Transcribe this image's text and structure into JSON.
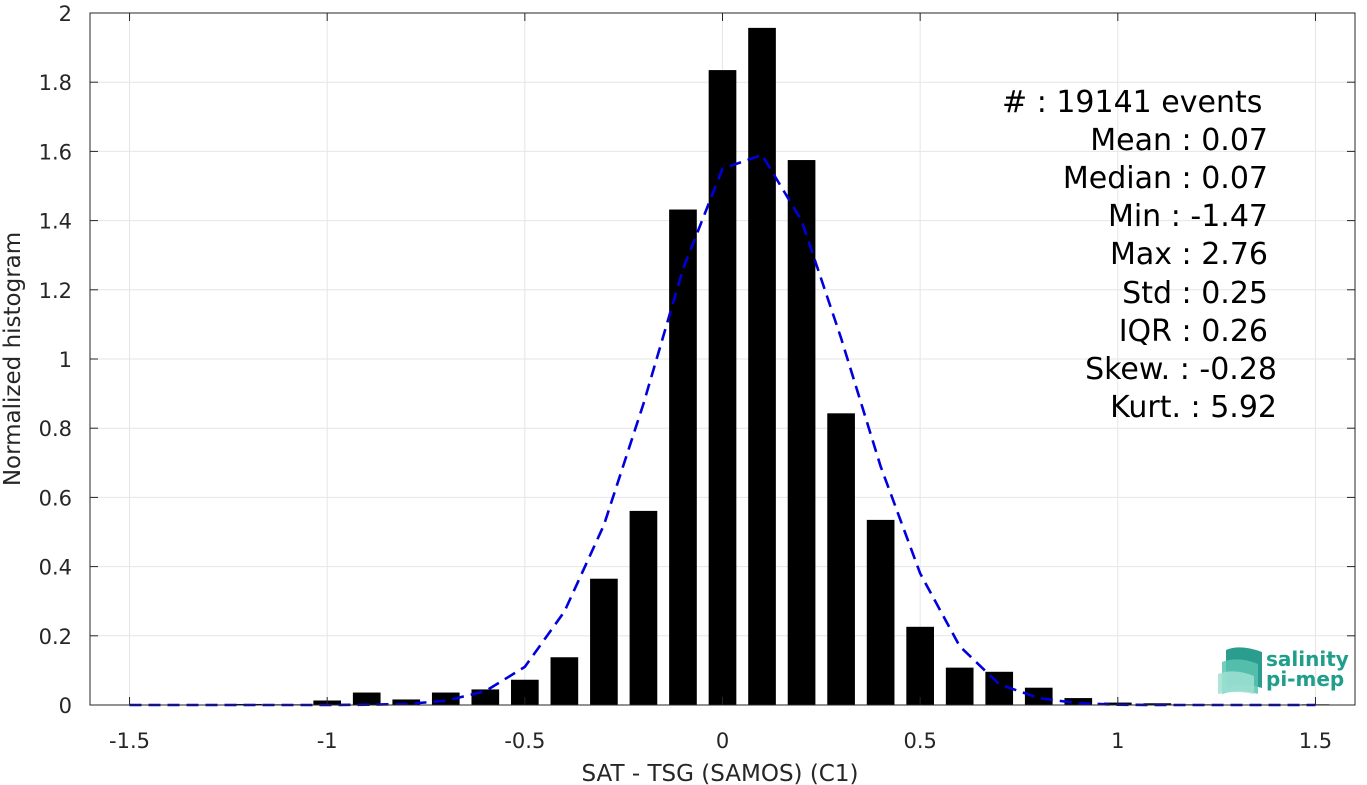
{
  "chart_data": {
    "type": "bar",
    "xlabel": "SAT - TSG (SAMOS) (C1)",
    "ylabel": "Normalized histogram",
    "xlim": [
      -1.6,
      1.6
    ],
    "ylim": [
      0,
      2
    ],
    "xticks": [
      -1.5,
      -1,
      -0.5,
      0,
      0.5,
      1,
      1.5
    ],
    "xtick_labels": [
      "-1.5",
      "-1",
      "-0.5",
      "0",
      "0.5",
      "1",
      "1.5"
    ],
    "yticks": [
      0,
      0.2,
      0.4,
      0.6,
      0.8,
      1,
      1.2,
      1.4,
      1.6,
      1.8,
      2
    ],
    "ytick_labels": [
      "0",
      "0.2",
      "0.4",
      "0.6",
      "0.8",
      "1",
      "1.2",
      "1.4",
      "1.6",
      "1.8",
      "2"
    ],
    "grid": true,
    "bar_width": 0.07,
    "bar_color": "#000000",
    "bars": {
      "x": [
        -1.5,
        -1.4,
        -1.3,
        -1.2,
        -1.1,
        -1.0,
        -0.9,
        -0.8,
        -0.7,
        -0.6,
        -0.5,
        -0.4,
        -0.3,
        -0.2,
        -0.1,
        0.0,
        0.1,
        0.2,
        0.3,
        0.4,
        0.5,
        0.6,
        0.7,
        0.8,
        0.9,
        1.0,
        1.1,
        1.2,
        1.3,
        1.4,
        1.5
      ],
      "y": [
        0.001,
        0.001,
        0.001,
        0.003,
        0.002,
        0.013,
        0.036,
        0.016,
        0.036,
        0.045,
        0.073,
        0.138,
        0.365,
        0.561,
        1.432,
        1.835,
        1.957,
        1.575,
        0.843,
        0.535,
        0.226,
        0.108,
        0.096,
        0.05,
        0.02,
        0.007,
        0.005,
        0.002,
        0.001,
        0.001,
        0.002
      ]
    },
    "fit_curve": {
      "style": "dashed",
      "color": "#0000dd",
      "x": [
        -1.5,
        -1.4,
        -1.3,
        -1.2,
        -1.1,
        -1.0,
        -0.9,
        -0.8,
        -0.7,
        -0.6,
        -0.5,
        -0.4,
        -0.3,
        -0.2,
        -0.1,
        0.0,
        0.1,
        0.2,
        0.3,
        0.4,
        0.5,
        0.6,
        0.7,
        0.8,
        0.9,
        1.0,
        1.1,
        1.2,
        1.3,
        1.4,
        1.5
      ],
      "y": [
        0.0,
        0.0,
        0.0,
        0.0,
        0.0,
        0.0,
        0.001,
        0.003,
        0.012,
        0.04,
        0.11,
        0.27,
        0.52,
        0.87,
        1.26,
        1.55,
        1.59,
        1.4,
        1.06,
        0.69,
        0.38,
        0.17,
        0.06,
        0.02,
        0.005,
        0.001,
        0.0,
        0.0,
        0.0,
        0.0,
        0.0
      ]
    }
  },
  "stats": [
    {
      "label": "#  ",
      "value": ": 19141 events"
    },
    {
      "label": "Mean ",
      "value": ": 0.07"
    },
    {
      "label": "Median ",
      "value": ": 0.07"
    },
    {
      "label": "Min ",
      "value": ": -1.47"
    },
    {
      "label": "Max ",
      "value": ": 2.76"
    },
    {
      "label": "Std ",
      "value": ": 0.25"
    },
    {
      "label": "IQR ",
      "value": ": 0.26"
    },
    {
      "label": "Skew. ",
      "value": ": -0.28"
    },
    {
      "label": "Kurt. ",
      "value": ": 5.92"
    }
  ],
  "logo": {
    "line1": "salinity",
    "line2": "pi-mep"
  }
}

* * *

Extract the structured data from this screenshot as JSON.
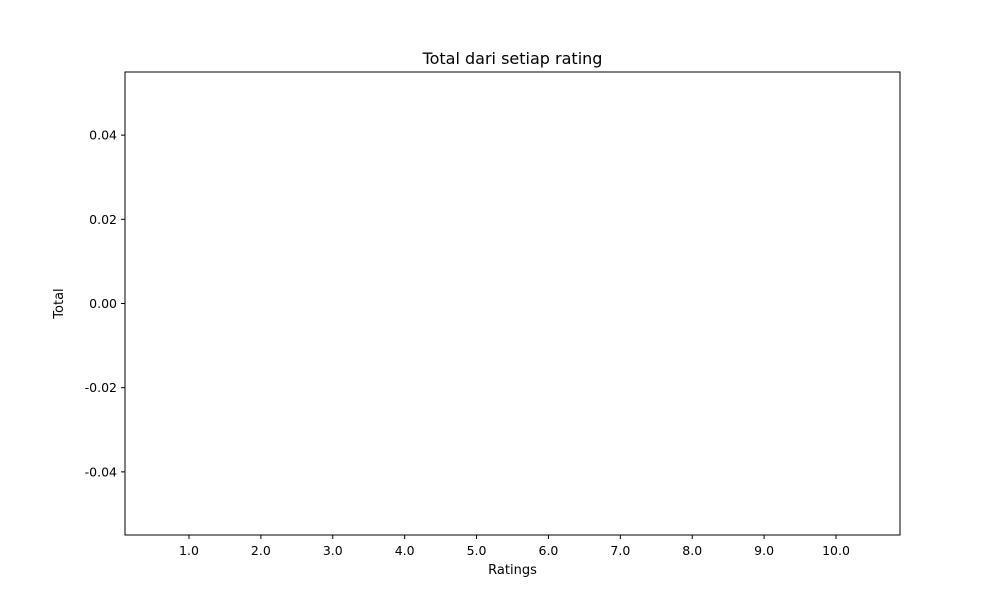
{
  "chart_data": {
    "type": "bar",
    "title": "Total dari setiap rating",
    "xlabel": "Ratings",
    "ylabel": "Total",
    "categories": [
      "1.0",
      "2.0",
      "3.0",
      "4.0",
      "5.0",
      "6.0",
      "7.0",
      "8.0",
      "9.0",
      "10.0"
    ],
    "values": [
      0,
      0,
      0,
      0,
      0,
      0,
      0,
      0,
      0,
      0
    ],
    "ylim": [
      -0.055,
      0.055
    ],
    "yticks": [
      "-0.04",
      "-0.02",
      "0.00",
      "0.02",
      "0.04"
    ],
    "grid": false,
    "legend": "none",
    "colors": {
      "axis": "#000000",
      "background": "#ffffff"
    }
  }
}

WHAT IS BEING ASKED =>
Filter the entries and copy out every line with the word "ylabel".

FULL RESPONSE =>
    "ylabel": "Normalized histogram",
    "ylabel": "Total",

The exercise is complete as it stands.